EXERCISES TO COMPLETE —
**1.** Copy the passage on InnoDB index hints word for word, between "Hint can be" and "in secondary index.", inclusive.
**2.** Answer these questions from the passage on InnoDB index hints:
(a) Why does a covering index make a query perform better?
(b) Where should the index HintStrategy be registered to enable hints?
(c) Under what condition can ordering be pushed down?
**3.** Continue the passage on InnoDB index hints from its last sentence.

TEXT FOR ANALYSIS section start

Accessing rows through secondary key requires scanning by secondary index and retrieving records back to clustering index in InnoDB, for a “big” scan, that would introduce many random I/O operations, so performance is usually not good enough. Note that the query above can be more performant by using EPTNO_SAL_COMM_KEY index, because covering index does not need to retrieve back to clustering index. We can force using DEPTNO_SAL_COMM_KEY index by hint as follows.

{% highlight bash %} sqlline> select empno, deptno, sal from “EMP”/*+ index(DEPTNO_SAL_COMM_KEY) */ where deptno = 20 and sal > 2000; {% endhighlight %}

Hint can be configured in SqlToRelConverter, to enable hint, you should register index HintStrategy on TableScan in SqlToRelConverter.ConfigBuilder. Index hint takes effect on the base TableScan relational node, if there are conditions matching the index, index condition can be pushed down as well. For the following SQL, although none of the indexes can be used, but by leveraging covering index, the performance is better than full table scan, we can force to use DEPTNO_MGR_KEY to scan in secondary index.

{% highlight bash %} sqlline> select empno,mgr from “EMP”/*+ index(DEPTNO_MGR_KEY) */ where mgr = 7839; {% endhighlight %}

Ordering can be pushed down if it matches the natural collation of the index used.

TEXT FOR ANALYSIS section end
LISTED ENTRIES section start

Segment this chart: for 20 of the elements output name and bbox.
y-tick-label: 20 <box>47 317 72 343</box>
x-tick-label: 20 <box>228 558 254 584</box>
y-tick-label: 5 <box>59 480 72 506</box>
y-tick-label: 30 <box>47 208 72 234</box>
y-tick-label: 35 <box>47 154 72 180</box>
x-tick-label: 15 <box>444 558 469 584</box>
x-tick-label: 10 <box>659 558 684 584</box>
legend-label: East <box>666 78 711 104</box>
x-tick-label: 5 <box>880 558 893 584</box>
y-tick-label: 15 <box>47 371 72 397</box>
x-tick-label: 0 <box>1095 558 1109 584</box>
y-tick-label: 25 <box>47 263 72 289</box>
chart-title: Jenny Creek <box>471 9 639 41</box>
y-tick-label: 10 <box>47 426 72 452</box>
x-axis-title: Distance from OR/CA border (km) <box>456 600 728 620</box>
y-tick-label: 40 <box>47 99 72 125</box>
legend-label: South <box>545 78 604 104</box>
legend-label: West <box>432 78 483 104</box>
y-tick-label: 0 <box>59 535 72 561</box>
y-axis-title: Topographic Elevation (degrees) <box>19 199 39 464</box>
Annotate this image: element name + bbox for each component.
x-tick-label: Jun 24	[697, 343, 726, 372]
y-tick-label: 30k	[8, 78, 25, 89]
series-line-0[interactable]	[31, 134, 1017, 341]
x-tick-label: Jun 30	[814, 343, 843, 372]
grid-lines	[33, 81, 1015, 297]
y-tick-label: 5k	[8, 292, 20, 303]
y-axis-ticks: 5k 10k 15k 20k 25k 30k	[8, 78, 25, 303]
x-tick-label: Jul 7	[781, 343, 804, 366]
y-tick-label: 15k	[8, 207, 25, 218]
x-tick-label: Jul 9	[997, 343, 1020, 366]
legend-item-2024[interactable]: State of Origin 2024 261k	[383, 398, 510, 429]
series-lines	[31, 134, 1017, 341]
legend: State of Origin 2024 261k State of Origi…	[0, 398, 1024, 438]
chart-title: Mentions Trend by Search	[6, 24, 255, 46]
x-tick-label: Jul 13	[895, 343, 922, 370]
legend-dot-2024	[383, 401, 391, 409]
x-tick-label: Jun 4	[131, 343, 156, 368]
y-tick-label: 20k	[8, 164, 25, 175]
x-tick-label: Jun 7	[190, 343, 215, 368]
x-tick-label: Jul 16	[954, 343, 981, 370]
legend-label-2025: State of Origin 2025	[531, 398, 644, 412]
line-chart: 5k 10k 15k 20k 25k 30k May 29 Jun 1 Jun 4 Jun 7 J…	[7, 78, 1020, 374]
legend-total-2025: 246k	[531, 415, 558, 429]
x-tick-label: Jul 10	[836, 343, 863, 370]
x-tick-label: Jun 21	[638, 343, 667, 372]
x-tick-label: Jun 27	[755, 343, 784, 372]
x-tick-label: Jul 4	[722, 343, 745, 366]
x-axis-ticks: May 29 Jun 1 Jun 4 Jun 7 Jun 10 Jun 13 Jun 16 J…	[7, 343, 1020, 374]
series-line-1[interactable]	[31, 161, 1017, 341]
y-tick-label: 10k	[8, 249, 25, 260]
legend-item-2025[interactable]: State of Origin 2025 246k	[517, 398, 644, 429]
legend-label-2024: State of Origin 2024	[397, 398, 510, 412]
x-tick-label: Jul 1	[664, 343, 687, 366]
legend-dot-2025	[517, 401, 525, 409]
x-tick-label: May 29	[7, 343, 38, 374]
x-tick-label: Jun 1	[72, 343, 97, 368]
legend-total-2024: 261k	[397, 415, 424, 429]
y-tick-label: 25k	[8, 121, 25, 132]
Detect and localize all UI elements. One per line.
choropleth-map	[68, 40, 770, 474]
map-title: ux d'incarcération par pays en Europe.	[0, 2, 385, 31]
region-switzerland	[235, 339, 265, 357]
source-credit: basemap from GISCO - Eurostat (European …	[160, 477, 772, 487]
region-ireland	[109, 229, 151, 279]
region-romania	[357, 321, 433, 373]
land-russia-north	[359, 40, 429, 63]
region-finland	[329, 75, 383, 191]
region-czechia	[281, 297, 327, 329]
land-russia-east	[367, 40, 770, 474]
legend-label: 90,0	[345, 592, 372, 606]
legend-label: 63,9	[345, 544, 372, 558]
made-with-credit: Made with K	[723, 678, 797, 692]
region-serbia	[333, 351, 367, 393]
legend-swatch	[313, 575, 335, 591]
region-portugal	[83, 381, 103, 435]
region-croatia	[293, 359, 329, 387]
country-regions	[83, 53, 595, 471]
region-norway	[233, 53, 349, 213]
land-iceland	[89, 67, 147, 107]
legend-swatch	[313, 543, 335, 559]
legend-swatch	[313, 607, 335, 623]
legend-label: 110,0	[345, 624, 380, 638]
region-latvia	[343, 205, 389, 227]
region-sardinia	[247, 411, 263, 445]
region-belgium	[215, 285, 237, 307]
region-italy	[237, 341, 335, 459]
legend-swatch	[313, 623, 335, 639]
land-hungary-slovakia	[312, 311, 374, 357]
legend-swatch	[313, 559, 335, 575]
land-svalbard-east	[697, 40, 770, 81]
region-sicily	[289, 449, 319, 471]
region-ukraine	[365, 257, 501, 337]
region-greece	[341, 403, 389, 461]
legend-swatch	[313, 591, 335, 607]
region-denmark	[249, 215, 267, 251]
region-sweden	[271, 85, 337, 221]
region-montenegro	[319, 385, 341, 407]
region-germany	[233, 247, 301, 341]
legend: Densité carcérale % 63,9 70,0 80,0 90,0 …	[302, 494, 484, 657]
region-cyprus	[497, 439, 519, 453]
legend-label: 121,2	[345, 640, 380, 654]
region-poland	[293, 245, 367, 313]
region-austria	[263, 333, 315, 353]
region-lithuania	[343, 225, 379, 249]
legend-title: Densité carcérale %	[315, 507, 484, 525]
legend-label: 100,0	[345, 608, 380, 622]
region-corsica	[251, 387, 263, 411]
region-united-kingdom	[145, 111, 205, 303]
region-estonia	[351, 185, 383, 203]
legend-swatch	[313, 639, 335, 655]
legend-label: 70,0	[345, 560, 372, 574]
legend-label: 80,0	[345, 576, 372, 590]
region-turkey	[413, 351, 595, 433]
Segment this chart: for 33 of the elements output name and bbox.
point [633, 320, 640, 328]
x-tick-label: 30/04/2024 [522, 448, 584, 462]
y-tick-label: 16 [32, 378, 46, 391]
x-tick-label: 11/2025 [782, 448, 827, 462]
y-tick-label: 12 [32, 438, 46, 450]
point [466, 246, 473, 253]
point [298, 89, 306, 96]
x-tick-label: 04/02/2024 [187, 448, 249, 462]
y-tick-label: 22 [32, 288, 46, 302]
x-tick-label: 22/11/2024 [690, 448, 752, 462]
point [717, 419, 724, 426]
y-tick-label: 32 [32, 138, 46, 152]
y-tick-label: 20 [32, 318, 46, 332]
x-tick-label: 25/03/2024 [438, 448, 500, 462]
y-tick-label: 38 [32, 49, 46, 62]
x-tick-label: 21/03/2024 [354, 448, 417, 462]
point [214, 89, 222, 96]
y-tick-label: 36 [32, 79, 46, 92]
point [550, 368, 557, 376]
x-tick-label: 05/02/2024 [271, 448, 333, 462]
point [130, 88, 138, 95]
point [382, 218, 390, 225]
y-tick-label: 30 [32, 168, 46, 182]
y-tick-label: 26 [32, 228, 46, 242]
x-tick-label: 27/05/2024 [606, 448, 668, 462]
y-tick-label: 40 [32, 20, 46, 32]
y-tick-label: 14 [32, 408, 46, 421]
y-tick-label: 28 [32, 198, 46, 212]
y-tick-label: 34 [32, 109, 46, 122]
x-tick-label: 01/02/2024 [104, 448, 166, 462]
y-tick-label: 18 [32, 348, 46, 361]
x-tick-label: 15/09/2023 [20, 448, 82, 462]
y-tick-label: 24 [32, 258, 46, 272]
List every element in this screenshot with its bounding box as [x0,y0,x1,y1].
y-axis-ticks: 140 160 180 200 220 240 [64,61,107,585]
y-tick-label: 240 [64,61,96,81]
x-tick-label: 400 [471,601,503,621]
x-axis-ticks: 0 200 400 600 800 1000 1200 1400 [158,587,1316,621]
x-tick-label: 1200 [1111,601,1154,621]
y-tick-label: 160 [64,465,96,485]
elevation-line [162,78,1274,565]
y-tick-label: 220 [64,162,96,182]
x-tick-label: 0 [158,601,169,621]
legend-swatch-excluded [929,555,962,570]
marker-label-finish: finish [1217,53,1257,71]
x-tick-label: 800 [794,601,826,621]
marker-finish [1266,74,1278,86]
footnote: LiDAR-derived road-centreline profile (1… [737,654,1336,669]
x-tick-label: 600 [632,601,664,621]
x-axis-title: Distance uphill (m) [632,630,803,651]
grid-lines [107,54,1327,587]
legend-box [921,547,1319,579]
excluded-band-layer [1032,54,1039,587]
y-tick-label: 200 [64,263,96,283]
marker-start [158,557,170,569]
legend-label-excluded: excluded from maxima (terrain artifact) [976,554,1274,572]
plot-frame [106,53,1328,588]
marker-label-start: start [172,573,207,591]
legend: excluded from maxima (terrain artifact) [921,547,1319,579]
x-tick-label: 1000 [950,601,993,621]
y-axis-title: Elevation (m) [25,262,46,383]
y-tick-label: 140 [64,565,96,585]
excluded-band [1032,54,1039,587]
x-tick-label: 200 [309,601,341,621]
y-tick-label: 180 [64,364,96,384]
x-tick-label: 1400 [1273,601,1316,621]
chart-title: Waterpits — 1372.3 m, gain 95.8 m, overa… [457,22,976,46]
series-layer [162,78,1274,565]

LISTED ENTRIES section end

WRITTEN ANSWERS —
**1.**
Hint can be configured in SqlToRelConverter, to enable hint, you should register index HintStrategy on TableScan in SqlToRelConverter.ConfigBuilder. Index hint takes effect on the base TableScan relational node, if there are conditions matching the index, index condition can be pushed down as well. For the following SQL, although none of the indexes can be used, but by leveraging covering index, the performance is better than full table scan, we can force to use DEPTNO_MGR_KEY to scan in secondary index.

**2.**
(a) A covering index does not need to retrieve records back to the clustering index.
(b) On TableScan in SqlToRelConverter.ConfigBuilder.
(c) When it matches the natural collation of the index used.

**3.**
{% highlight bash %} sqlline> select deptno,ename,hiredate from “EMP” where hiredate < ‘2020-01-01’ order by hiredate desc; +--------+--------+------------+ | DEPTNO | ENAME | HIREDATE | +--------+--------+------------+ | 20 | ADAMS | 1987-05-23 | | 20 | SCOTT | 1987-04-19 | | 10 | MILLER | 1982-01-23 | | 20 | FORD | 1981-12-03 | | 30 | JAMES | 1981-12-03 | | 10 | KING | 1981-11-17 | | 30 | MARTIN | 1981-09-28 | | 30 | TURNER | 1981-09-08 | | 10 | CLARK | 1981-06-09 | | 30 | WARD | 1981-02-22 | | 30 | ALLEN | 1981-02-20 | | 20 | JONES | 1981-02-04 | | 30 | BLAKE | 1981-01-05 | | 20 | SMITH | 1980-12-17 | +--------+--------+------------+ {% endhighlight %}

About time zone

MySQL converts TIMESTAMP values from the current time zone to UTC for storage, and back from UTC to the current time zone for retrieval. So in this adapter, MySQL‘s TIMESTAMP is mapped to Calcite’s TIMESTAMP WITH LOCAL TIME ZONE. The per-session time zone setting can be configured in Calcite connection config timeZone, which tells the MySQL server which time zone the TIMESTAMP value was in. Currently the InnoDB adapter cannot pass the property to the underlying storage engine, but you can specify timeZone in model.json like below. Note that you only need to specify the property if timeZone is set in connection config and it is different from system default time zone where the InnoDB adapter runs.

{% highlight bash %} { “version”: “1.0”, “defaultSchema”: “test”, “schemas”: [ { “name”: “test”, “type”: “custom”, “factory”: “org.apache.calcite.adapter.innodb.InnodbSchemaFactory”, “operand”: { “sqlFilePath”: [“src/test/resources/data_types.sql”], “ibdDataFileBasePath”: “src/test/resources/data”, “timeZone”: “America/Los_Angeles” } } ] } {% endhighlight %}

Limitations

innodb-java-reader has some prerequisites for .ibd files.

  • The COMPACT and DYNAMIC row formats are supported. COMPRESSED, REDUNDANT and FIXED are not supported.
  • innodb_file_per_table should set to ON, innodb_file_per_table is enabled by default in MySQL 5.6 and higher.
  • Page size should set to 16K which is also the default value.

For more information, please refer to prerequisites.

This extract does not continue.